Figure data in JSON:

>>>>>

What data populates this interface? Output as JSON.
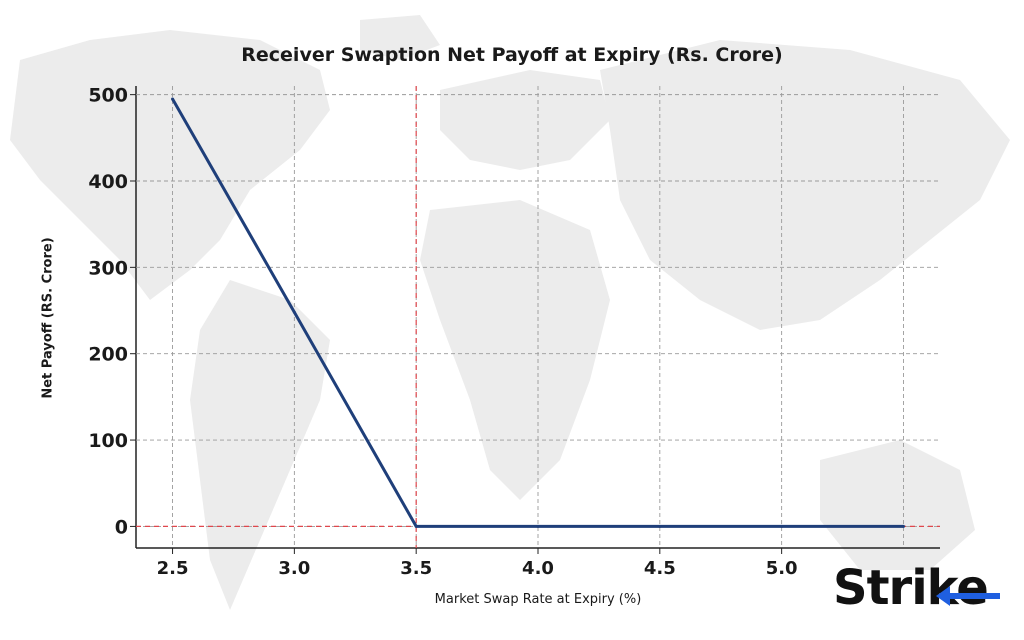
{
  "chart_data": {
    "type": "line",
    "title": "Receiver Swaption Net Payoff at Expiry (Rs. Crore)",
    "xlabel": "Market Swap Rate at Expiry (%)",
    "ylabel": "Net Payoff (RS. Crore)",
    "x": [
      2.5,
      3.0,
      3.5,
      4.0,
      4.5,
      5.0,
      5.5
    ],
    "series": [
      {
        "values": [
          495,
          248,
          0,
          0,
          0,
          0,
          0
        ],
        "color": "#1f3f7a"
      }
    ],
    "xlim": [
      2.35,
      5.65
    ],
    "ylim": [
      -25,
      510
    ],
    "xticks": [
      2.5,
      3.0,
      3.5,
      4.0,
      4.5,
      5.0
    ],
    "xtick_labels": [
      "2.5",
      "3.0",
      "3.5",
      "4.0",
      "4.5",
      "5.0"
    ],
    "yticks": [
      0,
      100,
      200,
      300,
      400,
      500
    ],
    "ytick_labels": [
      "0",
      "100",
      "200",
      "300",
      "400",
      "500"
    ],
    "grid": true,
    "reference_lines": [
      {
        "axis": "x",
        "value": 3.5,
        "color": "#e0474c",
        "style": "dashed"
      },
      {
        "axis": "y",
        "value": 0,
        "color": "#e0474c",
        "style": "dashed"
      }
    ]
  },
  "logo": {
    "text": "Strike"
  },
  "colors": {
    "line": "#1f3f7a",
    "reference": "#e0474c",
    "grid": "#9a9a9a",
    "accent": "#1f5fe0"
  }
}
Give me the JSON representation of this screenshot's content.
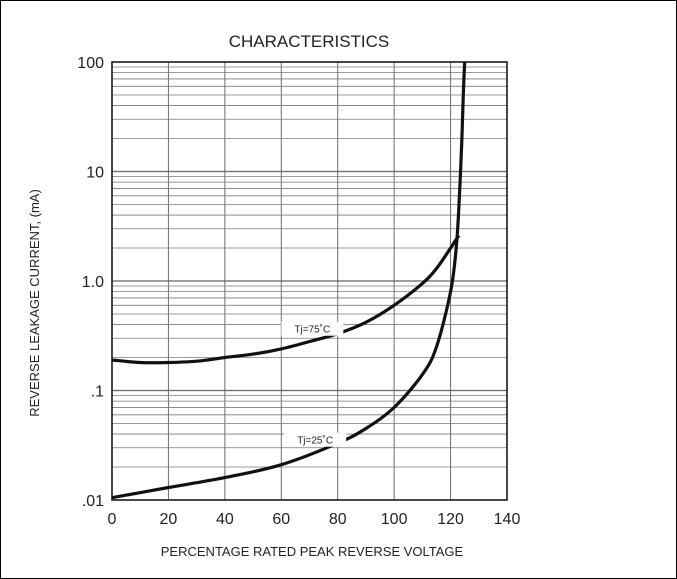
{
  "chart_data": {
    "type": "line",
    "title": "CHARACTERISTICS",
    "xlabel": "PERCENTAGE RATED PEAK REVERSE VOLTAGE",
    "ylabel": "REVERSE LEAKAGE CURRENT, (mA)",
    "xlim": [
      0,
      140
    ],
    "ylim": [
      0.01,
      100
    ],
    "y_scale": "log",
    "grid": true,
    "x_ticks": [
      0,
      20,
      40,
      60,
      80,
      100,
      120,
      140
    ],
    "x_tick_labels": [
      "0",
      "20",
      "40",
      "60",
      "80",
      "100",
      "120",
      "140"
    ],
    "y_ticks": [
      0.01,
      0.1,
      1,
      10,
      100
    ],
    "y_tick_labels": [
      ".01",
      ".1",
      "1.0",
      "10",
      "100"
    ],
    "series": [
      {
        "name": "Tj=75˚C",
        "x": [
          0,
          10,
          20,
          30,
          40,
          50,
          60,
          70,
          80,
          90,
          100,
          110,
          115,
          120,
          122,
          123
        ],
        "y": [
          0.19,
          0.18,
          0.18,
          0.185,
          0.2,
          0.215,
          0.24,
          0.28,
          0.33,
          0.42,
          0.6,
          0.95,
          1.3,
          2.0,
          2.4,
          2.6
        ]
      },
      {
        "name": "Tj=25˚C",
        "x": [
          0,
          20,
          40,
          60,
          80,
          90,
          100,
          110,
          115,
          120,
          122,
          123,
          124,
          124.5,
          125
        ],
        "y": [
          0.0105,
          0.013,
          0.016,
          0.021,
          0.033,
          0.045,
          0.07,
          0.14,
          0.25,
          0.8,
          2.0,
          5.0,
          20,
          50,
          100
        ]
      }
    ]
  }
}
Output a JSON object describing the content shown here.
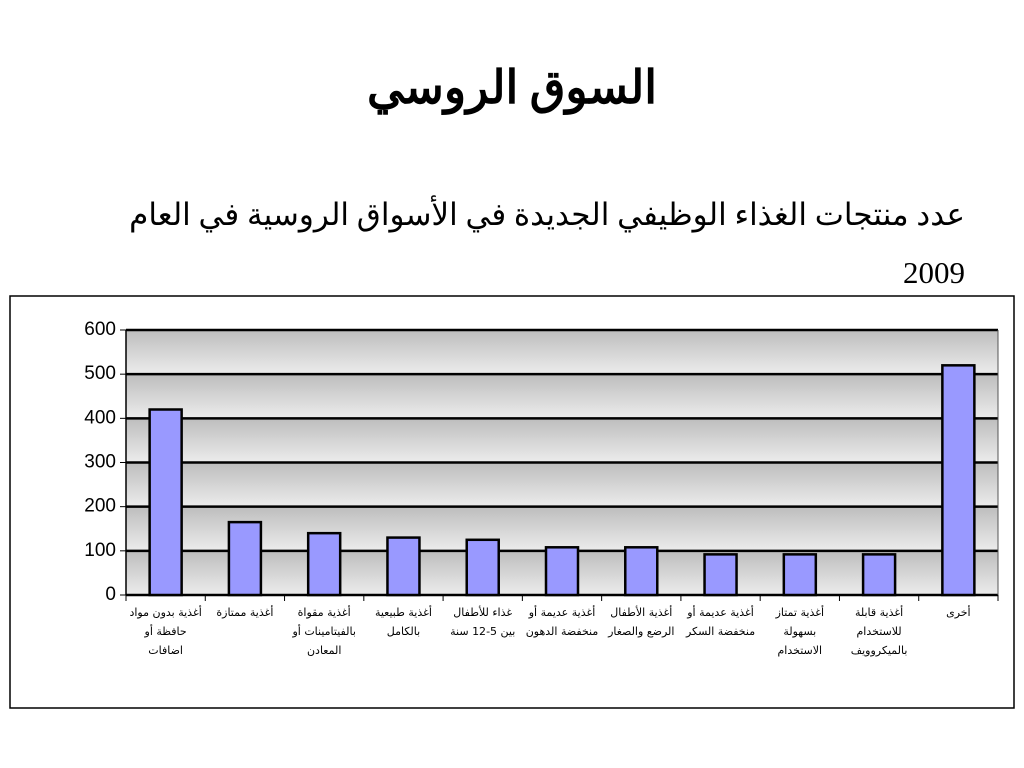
{
  "chart_data": {
    "type": "bar",
    "title": "السوق الروسي",
    "subtitle": "عدد منتجات الغذاء الوظيفي الجديدة في الأسواق الروسية في العام 2009",
    "categories": [
      "أغذية بدون مواد حافظة أو اضافات",
      "أغذية ممتازة",
      "أغذية مقواة بالفيتامينات أو المعادن",
      "أغذية طبيعية بالكامل",
      "غذاء للأطفال بين 5-12 سنة",
      "أغذية عديمة أو منخفضة الدهون",
      "أغذية الأطفال الرضع والصغار",
      "أغذية عديمة أو منخفضة السكر",
      "أغذية تمتاز بسهولة الاستخدام",
      "أغذية قابلة للاستخدام بالميكروويف",
      "أخرى"
    ],
    "values": [
      420,
      165,
      140,
      130,
      125,
      108,
      108,
      92,
      92,
      92,
      520
    ],
    "color": "#9999ff",
    "ylim": [
      0,
      600
    ],
    "yticks": [
      0,
      100,
      200,
      300,
      400,
      500,
      600
    ],
    "grid": true
  }
}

<<<<<

Find every line in the records above that holds the word "أغذية", and copy each one.

Solution to this task:
      "أغذية بدون مواد حافظة أو اضافات",
      "أغذية ممتازة",
      "أغذية مقواة بالفيتامينات أو المعادن",
      "أغذية طبيعية بالكامل",
      "أغذية عديمة أو منخفضة الدهون",
      "أغذية الأطفال الرضع والصغار",
      "أغذية عديمة أو منخفضة السكر",
      "أغذية تمتاز بسهولة الاستخدام",
      "أغذية قابلة للاستخدام بالميكروويف",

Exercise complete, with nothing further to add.